* PROBLEM
Retype the listing that follows, word for word.

* DATASET RECORDS
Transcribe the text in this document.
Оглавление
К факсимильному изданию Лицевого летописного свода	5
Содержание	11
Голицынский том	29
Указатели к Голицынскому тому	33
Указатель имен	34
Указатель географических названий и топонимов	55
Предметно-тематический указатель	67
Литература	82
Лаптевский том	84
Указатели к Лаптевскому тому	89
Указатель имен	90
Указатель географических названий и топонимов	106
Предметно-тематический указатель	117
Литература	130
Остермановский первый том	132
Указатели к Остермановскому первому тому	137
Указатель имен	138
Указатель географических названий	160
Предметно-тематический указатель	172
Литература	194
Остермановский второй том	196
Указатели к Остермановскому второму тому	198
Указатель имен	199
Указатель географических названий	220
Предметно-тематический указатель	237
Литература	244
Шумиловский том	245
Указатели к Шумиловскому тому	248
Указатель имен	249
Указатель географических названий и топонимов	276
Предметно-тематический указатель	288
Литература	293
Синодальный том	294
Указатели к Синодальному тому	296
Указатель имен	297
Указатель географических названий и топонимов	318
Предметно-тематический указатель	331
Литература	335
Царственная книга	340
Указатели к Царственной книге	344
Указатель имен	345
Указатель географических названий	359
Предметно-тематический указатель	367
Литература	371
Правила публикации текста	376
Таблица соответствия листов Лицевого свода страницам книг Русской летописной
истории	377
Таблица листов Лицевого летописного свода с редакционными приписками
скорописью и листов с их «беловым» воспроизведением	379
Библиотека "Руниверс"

* OUTPUT OF THE EXERCISE
Transcribe the text in this document.
Оглавление
К факсимильному изданию Лицевого летописного свода	5
Содержание	11
Голицынский том	29
Указатели к Голицынскому тому	33
Указатель имен	34
Указатель географических названий и топонимов	55
Предметно-тематический указатель	67
Литература	82
Лаптевский том	84
Указатели к Лаптевскому тому	89
Указатель имен	90
Указатель географических названий и топонимов	106
Предметно-тематический указатель	117
Литература	130
Остермановский первый том	132
Указатели к Остермановскому первому тому	137
Указатель имен	138
Указатель географических названий	160
Предметно-тематический указатель	172
Литература	194
Остермановский второй том	196
Указатели к Остермановскому второму тому	198
Указатель имен	199
Указатель географических названий	220
Предметно-тематический указатель	237
Литература	244
Шумиловский том	245
Указатели к Шумиловскому тому	248
Указатель имен	249
Указатель географических названий и топонимов	276
Предметно-тематический указатель	288
Литература	293
Синодальный том	294
Указатели к Синодальному тому	296
Указатель имен	297
Указатель географических названий и топонимов	318
Предметно-тематический указатель	331
Литература	335
Царственная книга	340
Указатели к Царственной книге	344
Указатель имен	345
Указатель географических названий	359
Предметно-тематический указатель	367
Литература	371
Правила публикации текста	376
Таблица соответствия листов Лицевого свода страницам книг Русской летописной
истории	377
Таблица листов Лицевого летописного свода с редакционными приписками
скорописью и листов с их «беловым» воспроизведением	379
Библиотека "Руниверс"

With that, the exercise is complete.